## YOUR OBJECTIVE
Without the pictures, copy all the entries below exactly.

-- start WORKING DATA --

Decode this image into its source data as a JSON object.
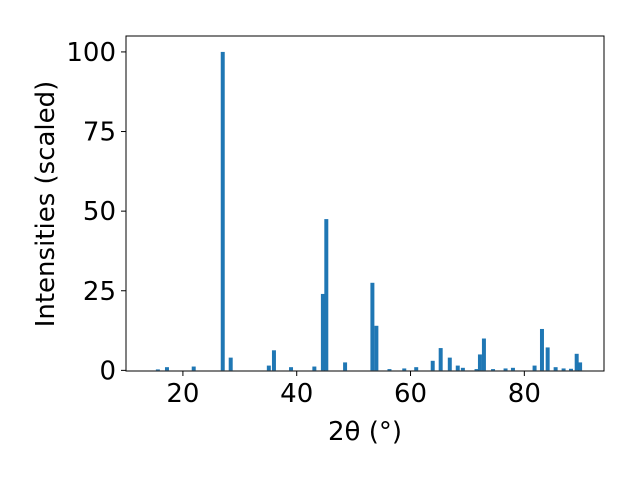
{
  "chart_data": {
    "type": "bar",
    "x_label": "2θ (°)",
    "y_label": "Intensities (scaled)",
    "x": [
      15.6,
      17.2,
      21.9,
      27.0,
      28.4,
      35.1,
      36.0,
      39.0,
      43.1,
      44.6,
      45.2,
      48.5,
      53.3,
      54.0,
      56.3,
      58.9,
      61.0,
      63.9,
      65.3,
      66.9,
      68.3,
      69.2,
      71.6,
      72.2,
      72.9,
      74.5,
      76.7,
      78.0,
      81.8,
      83.1,
      84.1,
      85.5,
      86.9,
      88.2,
      89.2,
      89.8
    ],
    "values": [
      0.3,
      1,
      1.2,
      100,
      4,
      1.5,
      6.3,
      1,
      1.2,
      24,
      47.5,
      2.5,
      27.5,
      14,
      0.4,
      0.6,
      1,
      3,
      7,
      4,
      1.5,
      0.8,
      0.4,
      5,
      10,
      0.4,
      0.6,
      0.8,
      1.5,
      13,
      7.2,
      1,
      0.6,
      0.5,
      5.2,
      2.5
    ],
    "color": "#1f77b4",
    "xlim": [
      10,
      94
    ],
    "xticks": [
      20,
      40,
      60,
      80
    ],
    "ylim": [
      -0.2,
      105
    ],
    "yticks": [
      0,
      25,
      50,
      75,
      100
    ]
  }
}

-- end WORKING DATA --

## EXERCISE RESPONSE
Decode this image into its source data as a JSON object.
{
  "chart_data": {
    "type": "bar",
    "x_label": "2θ (°)",
    "y_label": "Intensities (scaled)",
    "x": [
      15.6,
      17.2,
      21.9,
      27.0,
      28.4,
      35.1,
      36.0,
      39.0,
      43.1,
      44.6,
      45.2,
      48.5,
      53.3,
      54.0,
      56.3,
      58.9,
      61.0,
      63.9,
      65.3,
      66.9,
      68.3,
      69.2,
      71.6,
      72.2,
      72.9,
      74.5,
      76.7,
      78.0,
      81.8,
      83.1,
      84.1,
      85.5,
      86.9,
      88.2,
      89.2,
      89.8
    ],
    "values": [
      0.3,
      1,
      1.2,
      100,
      4,
      1.5,
      6.3,
      1,
      1.2,
      24,
      47.5,
      2.5,
      27.5,
      14,
      0.4,
      0.6,
      1,
      3,
      7,
      4,
      1.5,
      0.8,
      0.4,
      5,
      10,
      0.4,
      0.6,
      0.8,
      1.5,
      13,
      7.2,
      1,
      0.6,
      0.5,
      5.2,
      2.5
    ],
    "color": "#1f77b4",
    "xlim": [
      10,
      94
    ],
    "xticks": [
      20,
      40,
      60,
      80
    ],
    "ylim": [
      -0.2,
      105
    ],
    "yticks": [
      0,
      25,
      50,
      75,
      100
    ]
  }
}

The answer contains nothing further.